_Task requirements_: Find the string "만화가가" in the listing and report every line that has it.

_Data entries_:

====

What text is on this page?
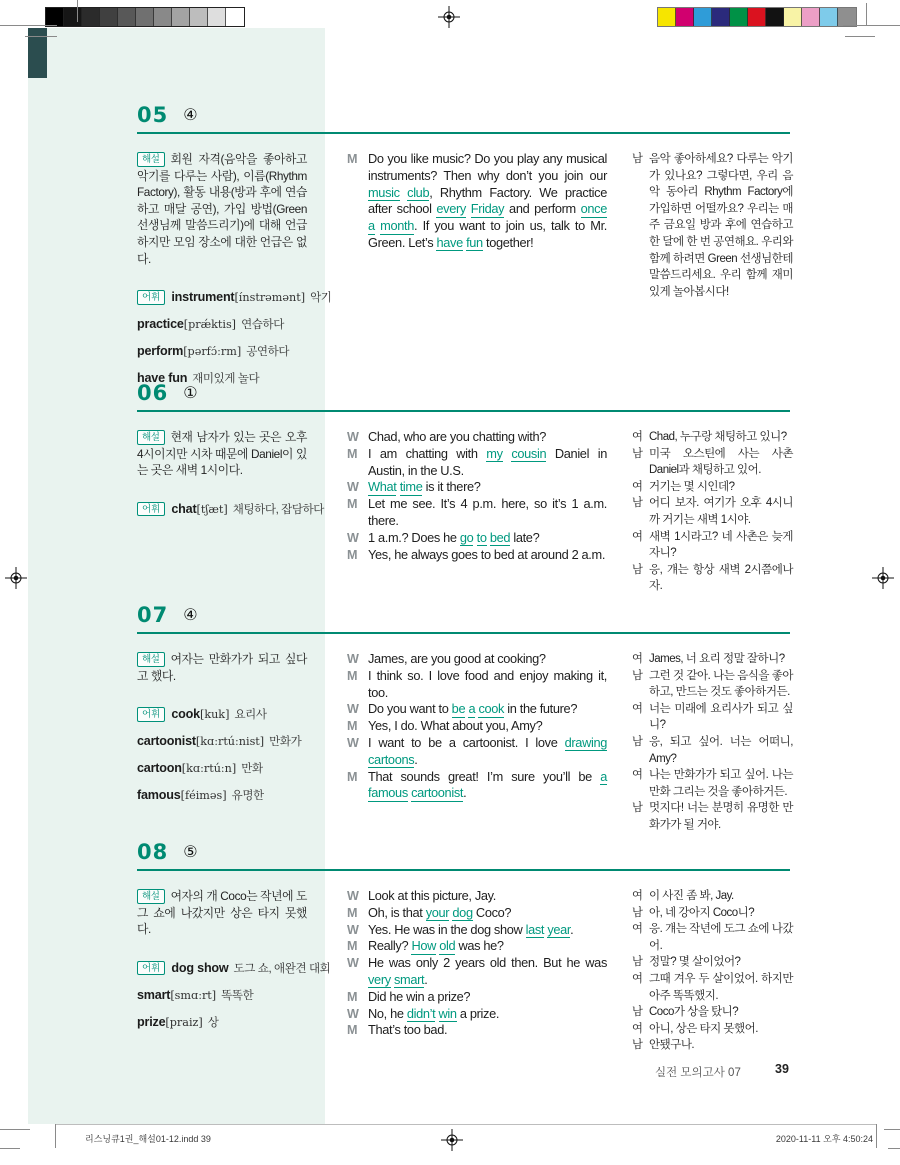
05 ④

해설 회원 자격(음악을 좋아하고 악기를 다루는 사람), 이름(Rhythm Factory), 활동 내용(방과 후에 연습하고 매달 공연), 가입 방법(Green 선생님께 말씀드리기)에 대해 언급하지만 모임 장소에 대한 언급은 없다.

어휘 instrument[ínstrəmənt] 악기
practice[prǽktis] 연습하다
perform[pərfɔ́ːrm] 공연하다
have fun 재미있게 놀다
M Do you like music? Do you play any musical instruments? Then why don’t you join our music club, Rhythm Factory. We practice after school every Friday and perform once a month. If you want to join us, talk to Mr. Green. Let’s have fun together!
남 음악 좋아하세요? 다루는 악기가 있나요? 그렇다면, 우리 음악 동아리 Rhythm Factory에 가입하면 어떨까요? 우리는 매주 금요일 방과 후에 연습하고 한 달에 한 번 공연해요. 우리와 함께 하려면 Green 선생님한테 말씀드리세요. 우리 함께 재미있게 놀아봅시다!
06 ①

해설 현재 남자가 있는 곳은 오후 4시이지만 시차 때문에 Daniel이 있는 곳은 새벽 1시이다.

어휘 chat[tʃæt] 채팅하다, 잡담하다
W Chad, who are you chatting with?
M I am chatting with my cousin Daniel in Austin, in the U.S.
W What time is it there?
M Let me see. It’s 4 p.m. here, so it’s 1 a.m. there.
W 1 a.m.? Does he go to bed late?
M Yes, he always goes to bed at around 2 a.m.
여 Chad, 누구랑 채팅하고 있니?
남 미국 오스틴에 사는 사촌 Daniel과 채팅하고 있어.
여 거기는 몇 시인데?
남 어디 보자. 여기가 오후 4시니까 거기는 새벽 1시야.
여 새벽 1시라고? 네 사촌은 늦게 자니?
남 응, 걔는 항상 새벽 2시쯤에나 자.
07 ④

해설 여자는 만화가가 되고 싶다고 했다.

어휘 cook[kuk] 요리사
cartoonist[kɑːrtúːnist] 만화가
cartoon[kɑːrtúːn] 만화
famous[féiməs] 유명한
W James, are you good at cooking?
M I think so. I love food and enjoy making it, too.
W Do you want to be a cook in the future?
M Yes, I do. What about you, Amy?
W I want to be a cartoonist. I love drawing cartoons.
M That sounds great! I’m sure you’ll be a famous cartoonist.
여 James, 너 요리 정말 잘하니?
남 그런 것 같아. 나는 음식을 좋아하고, 만드는 것도 좋아하거든.
여 너는 미래에 요리사가 되고 싶니?
남 응, 되고 싶어. 너는 어떠니, Amy?
여 나는 만화가가 되고 싶어. 나는 만화 그리는 것을 좋아하거든.
남 멋지다! 너는 분명히 유명한 만화가가 될 거야.
08 ⑤

해설 여자의 개 Coco는 작년에 도그 쇼에 나갔지만 상은 타지 못했다.

어휘 dog show 도그 쇼, 애완견 대회
smart[smɑːrt] 똑똑한
prize[praiz] 상
W Look at this picture, Jay.
M Oh, is that your dog Coco?
W Yes. He was in the dog show last year.
M Really? How old was he?
W He was only 2 years old then. But he was very smart.
M Did he win a prize?
W No, he didn’t win a prize.
M That’s too bad.
여 이 사진 좀 봐, Jay.
남 아, 네 강아지 Coco니?
여 응. 걔는 작년에 도그 쇼에 나갔어.
남 정말? 몇 살이었어?
여 그때 겨우 두 살이었어. 하지만 아주 똑똑했지.
남 Coco가 상을 탔니?
여 아니, 상은 타지 못했어.
남 안됐구나.
실전 모의고사 07	39
리스닝큐1권_해설01-12.indd 39	2020-11-11 오후 4:50:24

====

_Response below_:
해설 여자는 만화가가 되고 싶다고 했다.
여 나는 만화가가 되고 싶어. 나는 만화 그리는 것을 좋아하거든.
남 멋지다! 너는 분명히 유명한 만화가가 될 거야.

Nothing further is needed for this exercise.